_Recorded data_.
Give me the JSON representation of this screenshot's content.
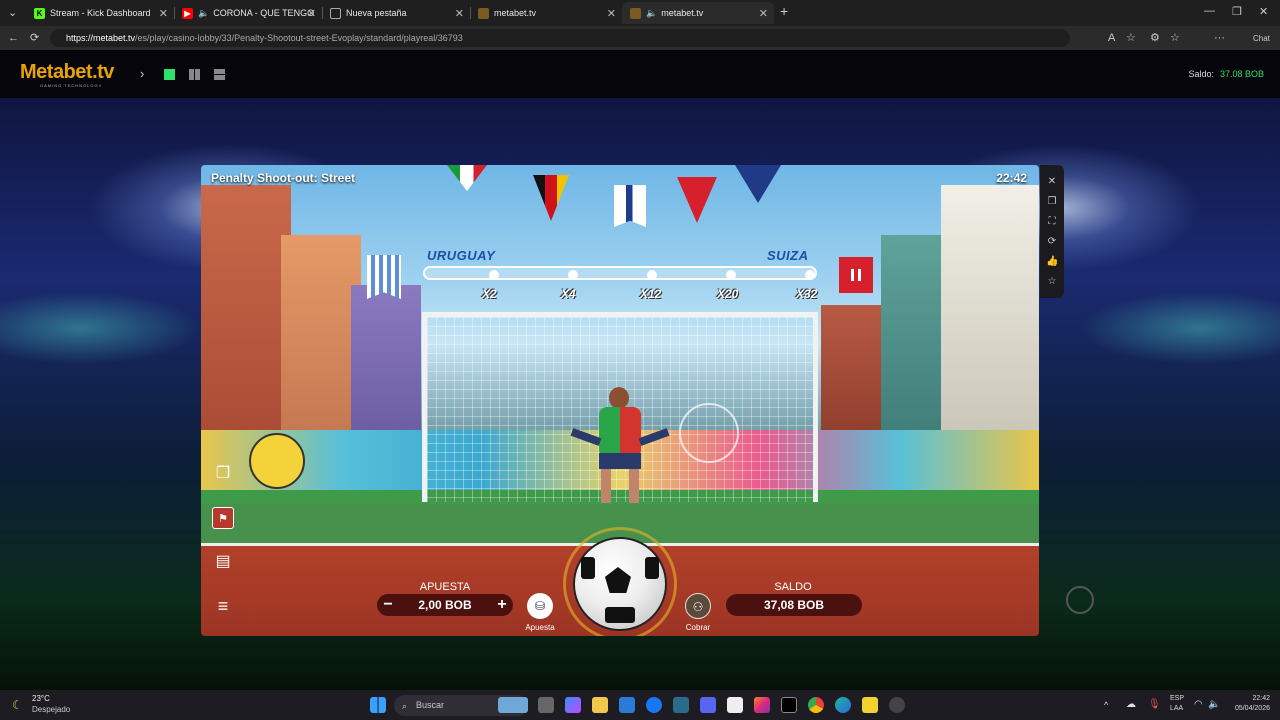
{
  "browser": {
    "tabs": [
      {
        "label": "Stream - Kick Dashboard",
        "icon": "kick-icon"
      },
      {
        "label": "CORONA - QUE TENGO QUE",
        "icon": "youtube-icon"
      },
      {
        "label": "Nueva pestaña",
        "icon": "new-tab-icon"
      },
      {
        "label": "metabet.tv",
        "icon": "metabet-icon"
      },
      {
        "label": "metabet.tv",
        "icon": "metabet-icon"
      }
    ],
    "url_host": "https://metabet.tv",
    "url_path": "/es/play/casino-lobby/33/Penalty-Shootout-street-Evoplay/standard/playreal/36793",
    "chat_label": "Chat"
  },
  "site": {
    "logo": "Metabet.tv",
    "logo_sub": "GAMING TECHNOLOGY",
    "saldo_label": "Saldo:",
    "saldo_value": "37.08 BOB"
  },
  "game": {
    "title": "Penalty Shoot-out: Street",
    "clock": "22:42",
    "team_left": "URUGUAY",
    "team_right": "SUIZA",
    "multipliers": [
      "X2",
      "X4",
      "X12",
      "X20",
      "X32"
    ],
    "apuesta_label": "APUESTA",
    "apuesta_value": "2,00 BOB",
    "minus": "−",
    "plus": "+",
    "apuesta_btn": "Apuesta",
    "saldo_label": "SALDO",
    "saldo_value": "37,08 BOB",
    "cobrar_btn": "Cobrar"
  },
  "taskbar": {
    "temp": "23°C",
    "weather": "Despejado",
    "search": "Buscar",
    "lang1": "ESP",
    "lang2": "LAA",
    "time": "22:42",
    "date": "05/04/2026"
  },
  "colors": {
    "accent_green": "#2ee06b",
    "logo_gold": "#e8a400"
  }
}
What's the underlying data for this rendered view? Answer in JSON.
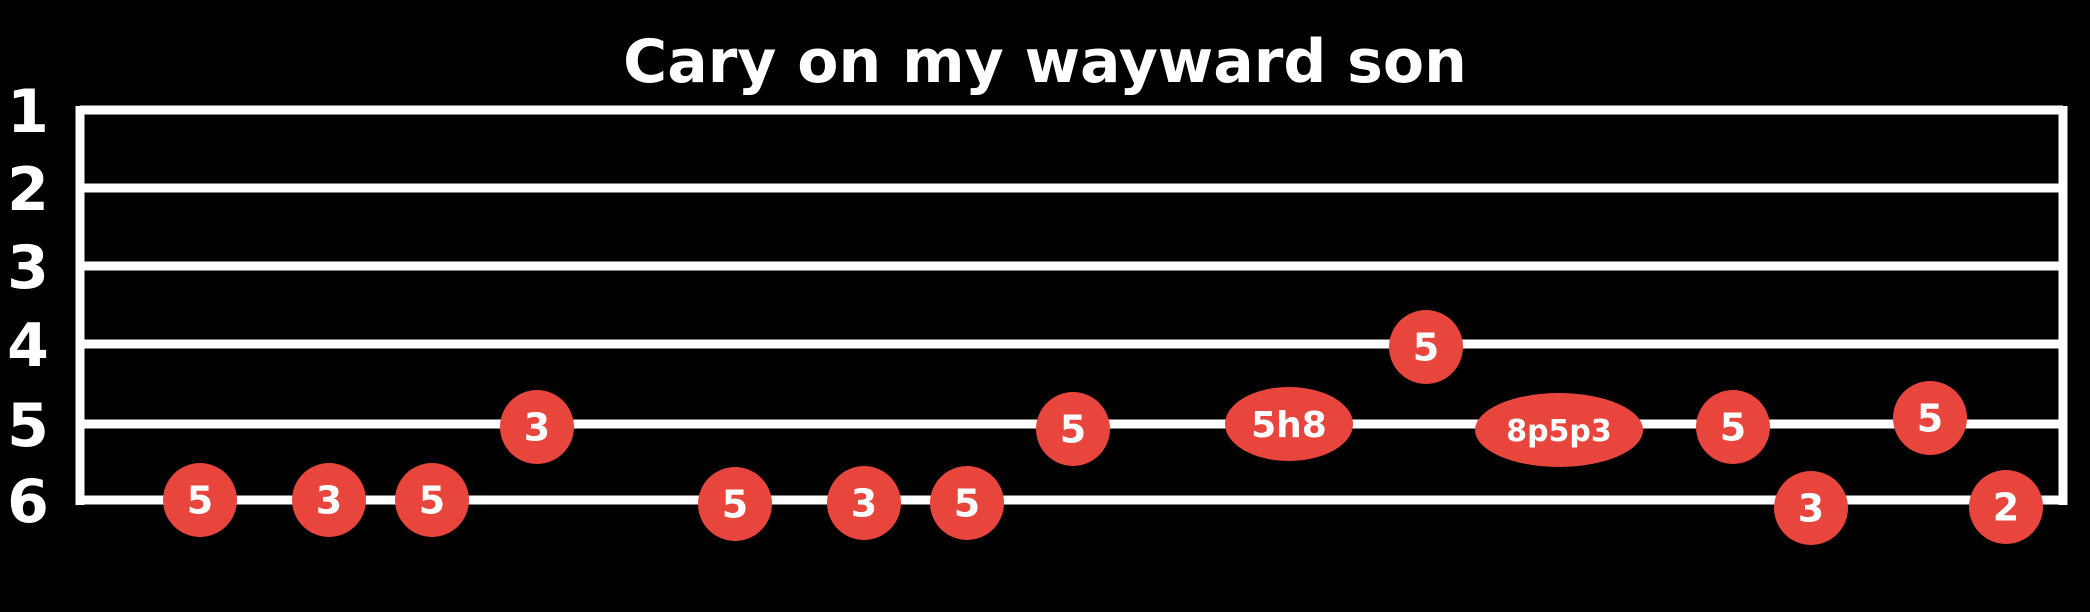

_Goal of the exercise_. Leave out the pictures and print every line of the data exactly.

_Reply to the task_.
Give me the JSON representation of this screenshot's content.
{
  "browser": {
    "tabs": [
      {
        "label": "Stream - Kick Dashboard",
        "icon": "kick-icon"
      },
      {
        "label": "CORONA - QUE TENGO QUE",
        "icon": "youtube-icon"
      },
      {
        "label": "Nueva pestaña",
        "icon": "new-tab-icon"
      },
      {
        "label": "metabet.tv",
        "icon": "metabet-icon"
      },
      {
        "label": "metabet.tv",
        "icon": "metabet-icon"
      }
    ],
    "url_host": "https://metabet.tv",
    "url_path": "/es/play/casino-lobby/33/Penalty-Shootout-street-Evoplay/standard/playreal/36793",
    "chat_label": "Chat"
  },
  "site": {
    "logo": "Metabet.tv",
    "logo_sub": "GAMING TECHNOLOGY",
    "saldo_label": "Saldo:",
    "saldo_value": "37.08 BOB"
  },
  "game": {
    "title": "Penalty Shoot-out: Street",
    "clock": "22:42",
    "team_left": "URUGUAY",
    "team_right": "SUIZA",
    "multipliers": [
      "X2",
      "X4",
      "X12",
      "X20",
      "X32"
    ],
    "apuesta_label": "APUESTA",
    "apuesta_value": "2,00 BOB",
    "minus": "−",
    "plus": "+",
    "apuesta_btn": "Apuesta",
    "saldo_label": "SALDO",
    "saldo_value": "37,08 BOB",
    "cobrar_btn": "Cobrar"
  },
  "taskbar": {
    "temp": "23°C",
    "weather": "Despejado",
    "search": "Buscar",
    "lang1": "ESP",
    "lang2": "LAA",
    "time": "22:42",
    "date": "05/04/2026"
  },
  "colors": {
    "accent_green": "#2ee06b",
    "logo_gold": "#e8a400"
  }
}
What's the underlying data for this rendered view? Answer in JSON.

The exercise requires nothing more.